EXCERPTED TEXT:
▼
Under the hood, `Pandas` uses `matplotlib` to produce visualizations. `matplotlib` is the most commonly used base visualization package and allows for a high degree of customization.

In [None]:
# simple tanf spell length distributions: histograms
df_tanf.spell_len_months.plot(kind='hist', bins=50, alpha=0.6, figsize=(15,5))
plt.ylabel('count')
plt.xlabel('spell length (months)')
plt.title('distribution of cohort spell lengths')
plt.annotate('Sources: Illinois Department of Human Services, Indiana Family and Social Services Administration ', 
             xy=(0.75,-0.15), xycoords="axes fraction");

Let's visualize spell length for the younger and older members of our cohort.

In [None]:
# let's label our cohort members as younger or older
df_tanf['age_bin'] = pd.cut(df_tanf['member_age'], bins=[18, 25, 30], labels=['younger', 'older'])

In [None]:
df_tanf.loc[df_tanf['age_bin']=='younger'].spell_len_months.plot(kind='hist', bins=50, alpha=0.6, figsize=(15,5))
df_tanf.loc[df_tanf['age_bin']=='older'].spell_len_months.plot(kind='hist', bins=50, alpha=0.6, figsize=(15,5))
plt.ylabel('count')
plt.xlabel('spell length (months)')
plt.title('distribution of cohort spell lengths by age group')
plt.legend(['younger (<= 25)', 'older (> 25)'], frameon=False)
plt.annotate('Sources: Illinois Department of Human Services, Indiana Family and Social Services Administration', 
             xy=(0.75,-0.15), xycoords="axes fraction");

Our spell length distributions are heavily skewed right. What do they look like if we remove outliers?

Let's break down the length of our cohort's spells by state and visualize the distributions using another effective chart type for presenting parameters of distributions: boxplots. 

> Note: Keep in mind that because you cannot export individual observations from the ADRF, you should really only use boxplots here to help guide your data exploration.

In [None]:
fig, ax = plt.subplots(figsize=(15, 5)) # this makes it easier to shape a long x-axis
df_tanf_il = df_tanf.loc[df_tanf['state']==17]
df_tanf_in = df_tanf.loc[df_tanf['state']==18]
ax.boxplot([df_tanf_il.spell_len_months, df_tanf_in.spell_len_months], vert=False)
ax.set(xlabel='spell length', yticklabels=['illinois', 'indiana'],\
       title='distribution of cohort member spell lengths by state')
plt.annotate('Sources: Illinois Department of Human Services, Indiana Family and Social Services Administration', 
             xy=(0.75,-0.15), xycoords="axes fraction");

In [None]:
# with 99th percentile removed
fig, ax = plt.subplots(figsize=(15, 5)) # this makes it easier to shape a long x-axis
ax.boxplot([df_tanf_il[df_tanf_il.spell_len_months < df_tanf_il.spell_len_months.quantile(0.99)].spell_len_months,\
            df_tanf_in[df_tanf_in.spell_len_months < df_tanf_in.spell_len_months.quantile(0.99)].spell_len_months], vert=False)
ax.set(xlabel='spell length (months)', yticklabels=['illinois', 'indiana'],\
       title='distribution of cohort member spell lengths by state (< 99th percentile)')
plt.annotate('Sources: Illinois Department of Human Services, Indiana Family and Social Services Administration', 
             xy=(0.75,-0.15), xycoords="axes fraction");

### A Note on Data Sourcing and Labeling
- Back to [Table of Contents](#Table-of-Contents)
▲
DATA SECTION:
▼
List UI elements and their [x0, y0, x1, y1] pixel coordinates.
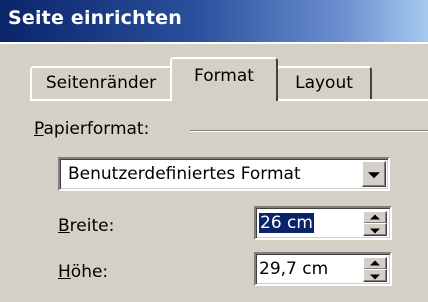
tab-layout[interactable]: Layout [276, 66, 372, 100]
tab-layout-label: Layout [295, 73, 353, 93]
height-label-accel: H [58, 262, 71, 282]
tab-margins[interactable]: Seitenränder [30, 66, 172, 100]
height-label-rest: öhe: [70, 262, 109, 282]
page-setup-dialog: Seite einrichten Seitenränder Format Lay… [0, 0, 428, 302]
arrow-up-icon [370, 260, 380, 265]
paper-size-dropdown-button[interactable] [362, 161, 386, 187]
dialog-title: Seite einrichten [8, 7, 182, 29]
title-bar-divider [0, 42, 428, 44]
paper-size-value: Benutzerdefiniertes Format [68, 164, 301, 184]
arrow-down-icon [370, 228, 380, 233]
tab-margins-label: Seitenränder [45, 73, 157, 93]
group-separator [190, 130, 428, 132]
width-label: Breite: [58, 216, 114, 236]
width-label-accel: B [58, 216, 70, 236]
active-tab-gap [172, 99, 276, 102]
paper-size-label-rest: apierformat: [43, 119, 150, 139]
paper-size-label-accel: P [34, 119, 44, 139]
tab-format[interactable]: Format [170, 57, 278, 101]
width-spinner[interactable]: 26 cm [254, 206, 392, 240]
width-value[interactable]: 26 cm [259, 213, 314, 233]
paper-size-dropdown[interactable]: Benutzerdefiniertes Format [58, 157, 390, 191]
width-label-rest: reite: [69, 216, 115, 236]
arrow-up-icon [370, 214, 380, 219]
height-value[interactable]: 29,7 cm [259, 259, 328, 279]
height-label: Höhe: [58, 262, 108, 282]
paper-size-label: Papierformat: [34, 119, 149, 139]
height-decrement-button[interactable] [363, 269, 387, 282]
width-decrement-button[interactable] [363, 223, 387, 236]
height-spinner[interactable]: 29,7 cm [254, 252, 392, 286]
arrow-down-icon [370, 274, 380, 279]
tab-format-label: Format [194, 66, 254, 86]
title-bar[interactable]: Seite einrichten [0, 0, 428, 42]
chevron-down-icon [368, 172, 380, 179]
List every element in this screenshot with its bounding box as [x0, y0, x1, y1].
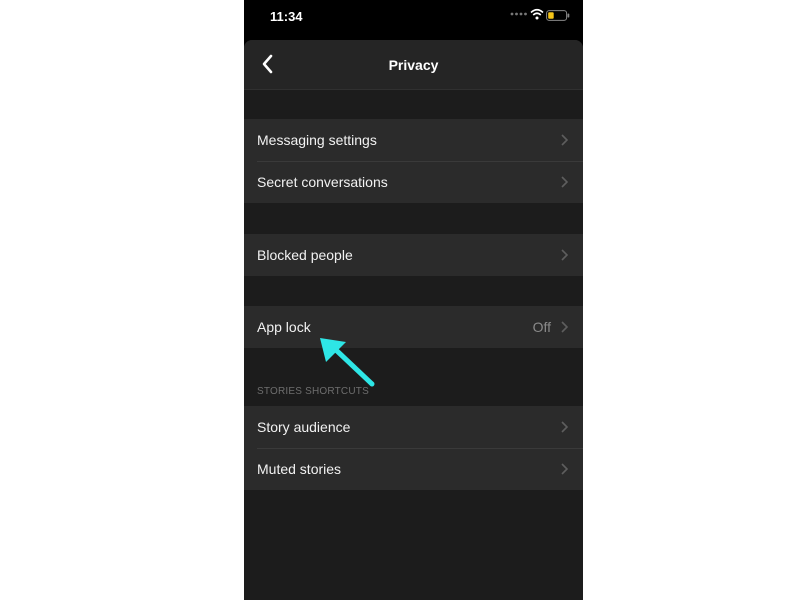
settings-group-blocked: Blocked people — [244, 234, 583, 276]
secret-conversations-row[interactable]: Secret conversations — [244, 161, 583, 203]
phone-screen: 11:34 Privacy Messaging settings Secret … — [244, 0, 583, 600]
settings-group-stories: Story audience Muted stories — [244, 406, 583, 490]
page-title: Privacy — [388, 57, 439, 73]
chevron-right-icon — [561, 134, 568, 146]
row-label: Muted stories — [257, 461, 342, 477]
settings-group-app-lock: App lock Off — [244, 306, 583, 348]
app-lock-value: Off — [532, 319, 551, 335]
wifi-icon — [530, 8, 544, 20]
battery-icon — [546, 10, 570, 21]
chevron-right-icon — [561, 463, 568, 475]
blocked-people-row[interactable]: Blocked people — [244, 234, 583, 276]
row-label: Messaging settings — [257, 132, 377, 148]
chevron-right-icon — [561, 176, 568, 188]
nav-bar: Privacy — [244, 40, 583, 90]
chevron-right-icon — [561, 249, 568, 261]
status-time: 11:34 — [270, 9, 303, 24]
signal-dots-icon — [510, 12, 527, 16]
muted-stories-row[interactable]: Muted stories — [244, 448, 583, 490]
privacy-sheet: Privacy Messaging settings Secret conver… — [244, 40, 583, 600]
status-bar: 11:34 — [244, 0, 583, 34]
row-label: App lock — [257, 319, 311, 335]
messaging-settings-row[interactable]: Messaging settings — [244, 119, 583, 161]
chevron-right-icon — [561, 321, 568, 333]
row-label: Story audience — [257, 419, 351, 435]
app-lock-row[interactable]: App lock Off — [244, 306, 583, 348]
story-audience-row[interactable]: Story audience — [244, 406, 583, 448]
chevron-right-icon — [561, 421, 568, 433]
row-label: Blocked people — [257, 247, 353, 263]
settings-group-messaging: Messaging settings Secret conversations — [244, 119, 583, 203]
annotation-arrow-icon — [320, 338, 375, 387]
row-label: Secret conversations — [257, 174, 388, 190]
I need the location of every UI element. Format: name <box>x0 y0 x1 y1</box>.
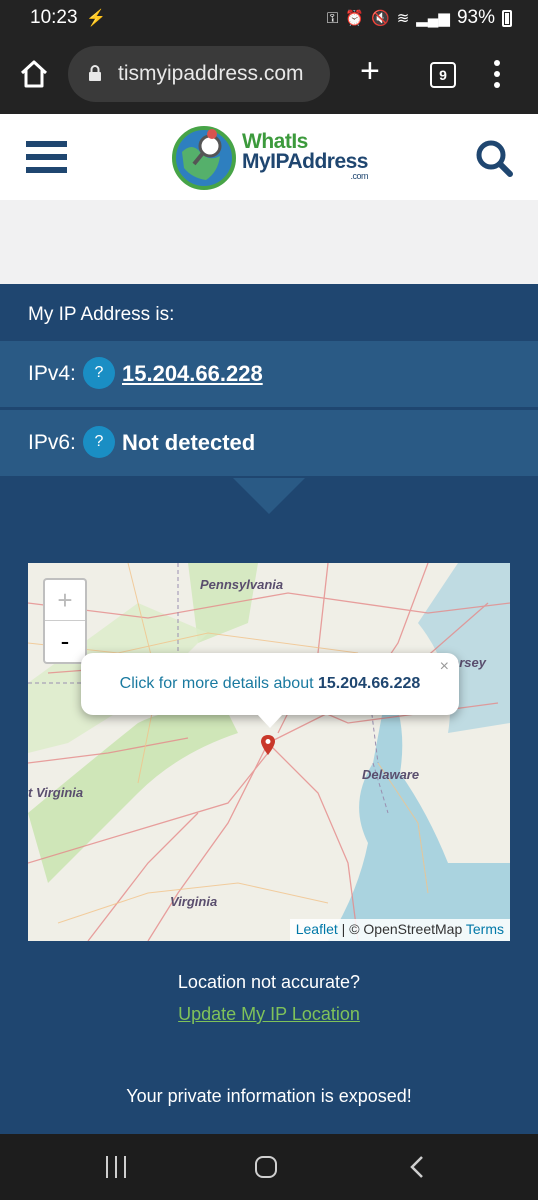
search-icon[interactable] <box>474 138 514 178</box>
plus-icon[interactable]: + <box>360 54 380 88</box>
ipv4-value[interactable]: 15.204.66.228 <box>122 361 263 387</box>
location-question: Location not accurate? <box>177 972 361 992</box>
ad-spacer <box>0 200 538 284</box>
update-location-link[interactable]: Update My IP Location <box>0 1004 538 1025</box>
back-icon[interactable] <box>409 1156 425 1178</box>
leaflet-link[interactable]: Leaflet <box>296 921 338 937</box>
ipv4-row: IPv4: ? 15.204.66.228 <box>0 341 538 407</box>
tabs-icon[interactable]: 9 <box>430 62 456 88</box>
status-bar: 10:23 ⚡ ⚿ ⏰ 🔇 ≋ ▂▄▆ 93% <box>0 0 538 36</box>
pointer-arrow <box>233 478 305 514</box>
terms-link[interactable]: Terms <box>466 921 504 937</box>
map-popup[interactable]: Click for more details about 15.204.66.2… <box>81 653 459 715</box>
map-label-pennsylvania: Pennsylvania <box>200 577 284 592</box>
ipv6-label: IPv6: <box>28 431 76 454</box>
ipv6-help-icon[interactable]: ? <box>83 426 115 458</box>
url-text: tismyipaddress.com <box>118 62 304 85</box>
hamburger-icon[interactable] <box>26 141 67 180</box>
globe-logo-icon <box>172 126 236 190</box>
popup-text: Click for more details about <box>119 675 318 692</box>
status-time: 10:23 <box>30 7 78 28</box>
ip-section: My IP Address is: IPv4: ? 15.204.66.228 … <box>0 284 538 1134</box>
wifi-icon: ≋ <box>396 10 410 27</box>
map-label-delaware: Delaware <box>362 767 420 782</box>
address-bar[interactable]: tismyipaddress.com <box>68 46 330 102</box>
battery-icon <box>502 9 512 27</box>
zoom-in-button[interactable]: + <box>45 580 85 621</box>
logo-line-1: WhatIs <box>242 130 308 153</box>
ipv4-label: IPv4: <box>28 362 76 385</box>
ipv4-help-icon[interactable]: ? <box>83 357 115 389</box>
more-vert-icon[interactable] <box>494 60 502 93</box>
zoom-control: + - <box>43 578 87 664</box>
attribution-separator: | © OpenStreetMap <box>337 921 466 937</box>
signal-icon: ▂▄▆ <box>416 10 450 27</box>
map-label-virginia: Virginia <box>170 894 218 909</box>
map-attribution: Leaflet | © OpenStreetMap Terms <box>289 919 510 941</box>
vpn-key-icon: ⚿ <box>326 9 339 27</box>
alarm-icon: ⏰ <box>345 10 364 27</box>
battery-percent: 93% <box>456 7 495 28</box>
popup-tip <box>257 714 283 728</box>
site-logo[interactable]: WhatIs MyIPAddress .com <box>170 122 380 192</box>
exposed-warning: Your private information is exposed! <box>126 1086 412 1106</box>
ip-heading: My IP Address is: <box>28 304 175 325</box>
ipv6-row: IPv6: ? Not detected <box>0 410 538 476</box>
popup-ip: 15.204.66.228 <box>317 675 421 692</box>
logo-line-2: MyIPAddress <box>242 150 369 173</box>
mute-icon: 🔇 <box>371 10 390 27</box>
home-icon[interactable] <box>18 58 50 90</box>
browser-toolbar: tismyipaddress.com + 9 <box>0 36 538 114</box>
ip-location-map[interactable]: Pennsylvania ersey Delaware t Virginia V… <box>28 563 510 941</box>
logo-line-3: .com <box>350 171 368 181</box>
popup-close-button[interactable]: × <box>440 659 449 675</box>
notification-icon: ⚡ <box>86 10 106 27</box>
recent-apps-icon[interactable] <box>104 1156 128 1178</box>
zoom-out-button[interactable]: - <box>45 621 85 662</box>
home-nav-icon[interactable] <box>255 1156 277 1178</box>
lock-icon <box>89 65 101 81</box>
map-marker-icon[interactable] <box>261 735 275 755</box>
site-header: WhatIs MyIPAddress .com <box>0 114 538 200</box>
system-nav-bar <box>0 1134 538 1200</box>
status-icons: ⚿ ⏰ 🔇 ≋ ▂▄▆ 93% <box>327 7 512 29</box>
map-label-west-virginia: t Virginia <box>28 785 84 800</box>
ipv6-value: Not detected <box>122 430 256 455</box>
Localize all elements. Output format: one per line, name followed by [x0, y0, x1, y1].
▲
▼
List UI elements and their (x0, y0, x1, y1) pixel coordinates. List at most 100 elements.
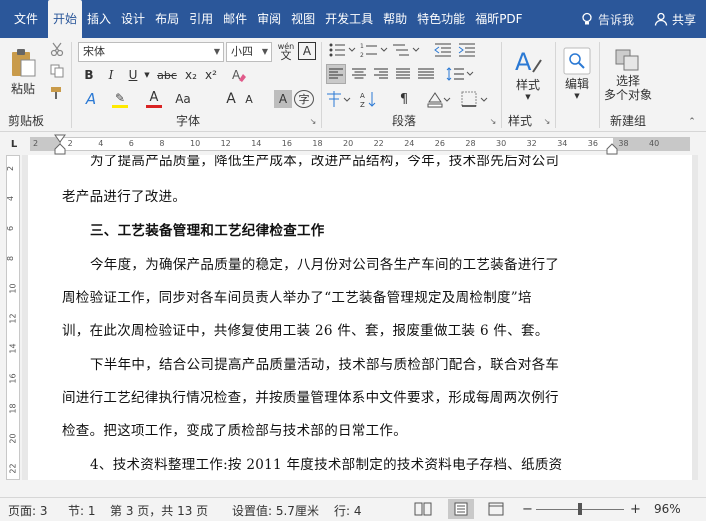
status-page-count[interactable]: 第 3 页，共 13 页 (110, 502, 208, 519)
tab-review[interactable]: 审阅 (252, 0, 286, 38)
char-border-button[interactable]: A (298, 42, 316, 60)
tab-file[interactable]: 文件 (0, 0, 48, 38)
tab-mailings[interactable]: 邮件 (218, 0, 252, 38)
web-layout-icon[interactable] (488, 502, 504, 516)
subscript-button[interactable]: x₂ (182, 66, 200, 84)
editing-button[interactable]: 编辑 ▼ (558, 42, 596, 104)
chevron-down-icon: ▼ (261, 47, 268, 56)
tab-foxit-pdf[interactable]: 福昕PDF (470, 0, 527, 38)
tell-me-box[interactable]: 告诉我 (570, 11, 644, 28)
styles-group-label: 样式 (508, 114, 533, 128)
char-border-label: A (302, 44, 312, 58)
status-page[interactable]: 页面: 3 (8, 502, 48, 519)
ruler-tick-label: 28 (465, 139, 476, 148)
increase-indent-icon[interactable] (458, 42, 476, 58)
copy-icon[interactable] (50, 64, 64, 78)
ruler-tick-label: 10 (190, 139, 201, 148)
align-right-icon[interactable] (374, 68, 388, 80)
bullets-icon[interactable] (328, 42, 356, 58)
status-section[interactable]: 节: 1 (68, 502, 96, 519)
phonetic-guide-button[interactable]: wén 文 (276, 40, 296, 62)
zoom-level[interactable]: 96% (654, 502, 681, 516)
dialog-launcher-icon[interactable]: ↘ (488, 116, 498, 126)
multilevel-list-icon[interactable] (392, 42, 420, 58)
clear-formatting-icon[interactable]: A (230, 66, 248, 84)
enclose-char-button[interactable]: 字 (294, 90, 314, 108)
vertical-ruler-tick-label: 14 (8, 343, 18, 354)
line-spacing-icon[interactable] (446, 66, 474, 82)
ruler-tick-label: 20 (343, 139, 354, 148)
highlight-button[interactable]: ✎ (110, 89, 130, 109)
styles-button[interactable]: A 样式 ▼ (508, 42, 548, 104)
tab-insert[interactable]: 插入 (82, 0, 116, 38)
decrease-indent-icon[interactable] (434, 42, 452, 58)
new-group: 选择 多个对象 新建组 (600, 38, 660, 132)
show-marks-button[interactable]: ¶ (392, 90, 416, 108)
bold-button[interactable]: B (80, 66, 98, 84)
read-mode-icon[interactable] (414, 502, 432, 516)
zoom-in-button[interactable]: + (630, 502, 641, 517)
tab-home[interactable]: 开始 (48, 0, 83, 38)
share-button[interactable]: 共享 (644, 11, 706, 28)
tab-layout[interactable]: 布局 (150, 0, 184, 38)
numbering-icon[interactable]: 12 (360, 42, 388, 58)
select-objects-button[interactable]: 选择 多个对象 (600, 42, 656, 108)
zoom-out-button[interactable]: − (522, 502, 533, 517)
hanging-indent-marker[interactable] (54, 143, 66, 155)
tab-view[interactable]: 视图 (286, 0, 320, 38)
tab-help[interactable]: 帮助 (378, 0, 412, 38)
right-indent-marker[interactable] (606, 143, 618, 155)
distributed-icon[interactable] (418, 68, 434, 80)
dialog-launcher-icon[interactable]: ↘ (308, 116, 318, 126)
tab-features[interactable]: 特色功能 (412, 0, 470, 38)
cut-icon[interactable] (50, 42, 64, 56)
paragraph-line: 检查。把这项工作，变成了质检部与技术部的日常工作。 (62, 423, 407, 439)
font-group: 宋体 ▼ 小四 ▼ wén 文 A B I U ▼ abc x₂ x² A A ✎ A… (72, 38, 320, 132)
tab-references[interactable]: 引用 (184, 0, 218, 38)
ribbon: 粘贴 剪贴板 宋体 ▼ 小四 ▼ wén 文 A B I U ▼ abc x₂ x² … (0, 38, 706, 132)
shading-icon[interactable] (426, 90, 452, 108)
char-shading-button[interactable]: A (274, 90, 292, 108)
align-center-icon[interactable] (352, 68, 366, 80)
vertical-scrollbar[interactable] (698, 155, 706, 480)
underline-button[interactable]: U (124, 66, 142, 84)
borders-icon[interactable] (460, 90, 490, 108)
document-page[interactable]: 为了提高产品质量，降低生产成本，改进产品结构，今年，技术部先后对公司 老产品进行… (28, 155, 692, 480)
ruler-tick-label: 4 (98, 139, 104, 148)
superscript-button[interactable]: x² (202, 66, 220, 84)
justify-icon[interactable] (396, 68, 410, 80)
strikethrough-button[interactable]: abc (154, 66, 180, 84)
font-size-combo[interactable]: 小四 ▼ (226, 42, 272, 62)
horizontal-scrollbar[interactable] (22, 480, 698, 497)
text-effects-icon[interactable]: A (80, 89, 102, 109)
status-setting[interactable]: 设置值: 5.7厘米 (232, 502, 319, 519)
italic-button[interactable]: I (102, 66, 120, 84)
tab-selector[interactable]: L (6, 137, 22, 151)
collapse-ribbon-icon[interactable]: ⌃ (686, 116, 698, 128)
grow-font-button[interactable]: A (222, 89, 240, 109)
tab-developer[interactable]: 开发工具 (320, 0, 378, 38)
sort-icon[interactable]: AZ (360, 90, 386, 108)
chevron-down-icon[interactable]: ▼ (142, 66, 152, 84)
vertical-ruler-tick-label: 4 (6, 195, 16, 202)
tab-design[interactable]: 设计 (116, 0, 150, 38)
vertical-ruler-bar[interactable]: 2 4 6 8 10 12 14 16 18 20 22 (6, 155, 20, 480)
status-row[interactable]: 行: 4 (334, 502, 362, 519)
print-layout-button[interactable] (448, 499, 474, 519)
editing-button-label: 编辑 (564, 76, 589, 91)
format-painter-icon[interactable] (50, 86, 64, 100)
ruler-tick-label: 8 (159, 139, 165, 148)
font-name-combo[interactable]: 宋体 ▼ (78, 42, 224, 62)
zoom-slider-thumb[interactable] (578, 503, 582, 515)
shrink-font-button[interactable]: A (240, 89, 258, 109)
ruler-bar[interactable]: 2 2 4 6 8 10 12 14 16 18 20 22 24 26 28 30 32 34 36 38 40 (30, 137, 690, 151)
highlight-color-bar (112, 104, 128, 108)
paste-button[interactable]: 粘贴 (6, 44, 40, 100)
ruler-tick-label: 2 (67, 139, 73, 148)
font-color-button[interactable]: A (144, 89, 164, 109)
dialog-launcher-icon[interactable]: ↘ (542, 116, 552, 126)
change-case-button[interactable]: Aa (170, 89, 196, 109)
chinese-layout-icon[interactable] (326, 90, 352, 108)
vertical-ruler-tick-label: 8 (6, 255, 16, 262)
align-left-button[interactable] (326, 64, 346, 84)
▲
▼
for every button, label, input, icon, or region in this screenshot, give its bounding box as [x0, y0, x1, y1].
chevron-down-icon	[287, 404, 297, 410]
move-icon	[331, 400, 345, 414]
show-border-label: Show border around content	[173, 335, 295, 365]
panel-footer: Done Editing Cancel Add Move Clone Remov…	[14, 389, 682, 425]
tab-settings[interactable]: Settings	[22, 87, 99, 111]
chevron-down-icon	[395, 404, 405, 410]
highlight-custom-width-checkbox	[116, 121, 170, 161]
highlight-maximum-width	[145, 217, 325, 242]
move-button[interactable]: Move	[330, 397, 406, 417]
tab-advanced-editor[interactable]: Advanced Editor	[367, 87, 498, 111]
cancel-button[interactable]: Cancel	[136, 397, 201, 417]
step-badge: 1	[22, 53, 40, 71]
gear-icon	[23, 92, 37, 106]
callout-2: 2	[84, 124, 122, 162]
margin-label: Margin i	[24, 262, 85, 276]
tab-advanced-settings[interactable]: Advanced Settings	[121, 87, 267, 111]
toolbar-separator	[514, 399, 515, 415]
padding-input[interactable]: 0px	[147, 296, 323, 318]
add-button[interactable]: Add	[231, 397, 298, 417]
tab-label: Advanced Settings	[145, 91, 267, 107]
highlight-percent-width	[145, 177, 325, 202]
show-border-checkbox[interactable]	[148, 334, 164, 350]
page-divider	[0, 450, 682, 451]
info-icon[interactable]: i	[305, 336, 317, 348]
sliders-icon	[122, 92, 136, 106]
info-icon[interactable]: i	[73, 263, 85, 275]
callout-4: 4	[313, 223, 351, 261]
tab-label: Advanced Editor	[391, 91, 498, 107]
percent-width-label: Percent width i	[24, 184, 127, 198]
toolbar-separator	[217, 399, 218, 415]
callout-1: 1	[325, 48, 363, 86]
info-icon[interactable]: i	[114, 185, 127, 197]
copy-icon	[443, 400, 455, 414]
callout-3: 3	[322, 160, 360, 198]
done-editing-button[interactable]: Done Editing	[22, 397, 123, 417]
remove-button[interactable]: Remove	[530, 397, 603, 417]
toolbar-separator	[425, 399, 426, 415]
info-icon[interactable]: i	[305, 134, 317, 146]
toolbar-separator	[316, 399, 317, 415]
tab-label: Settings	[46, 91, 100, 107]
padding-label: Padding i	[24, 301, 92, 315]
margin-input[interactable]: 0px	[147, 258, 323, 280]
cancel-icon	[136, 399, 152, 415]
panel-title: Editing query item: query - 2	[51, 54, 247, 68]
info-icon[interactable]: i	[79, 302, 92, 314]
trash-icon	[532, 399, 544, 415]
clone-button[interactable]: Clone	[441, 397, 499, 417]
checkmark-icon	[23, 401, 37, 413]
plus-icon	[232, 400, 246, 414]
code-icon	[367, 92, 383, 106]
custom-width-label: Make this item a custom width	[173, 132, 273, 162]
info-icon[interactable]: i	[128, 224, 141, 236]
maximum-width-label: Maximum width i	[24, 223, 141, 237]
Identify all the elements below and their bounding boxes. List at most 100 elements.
▲
PARTS OF THE EXERCISE:
1) Reproduce the passage from the spell-length plotting excerpt, starting with "plt.legend(['younger (<= 25)', 'older" and going on through "we remove outliers?".
2) Answer these questions about the spell-length plotting excerpt:
(a) Which package does Pandas use under the hood to produce visualizations?
(b) Which state code selects the Illinois rows for the boxplots?
(c) What chart type does the excerpt use to show spell length by state?

SOLVED TASKS:
1)
plt.legend(['younger (<= 25)', 'older (> 25)'], frameon=False)
plt.annotate('Sources: Illinois Department of Human Services, Indiana Family and Social Services Administration', 
             xy=(0.75,-0.15), xycoords="axes fraction");

Our spell length distributions are heavily skewed right. What do they look like if we remove outliers?

2)
(a) matplotlib
(b) 17
(c) Boxplots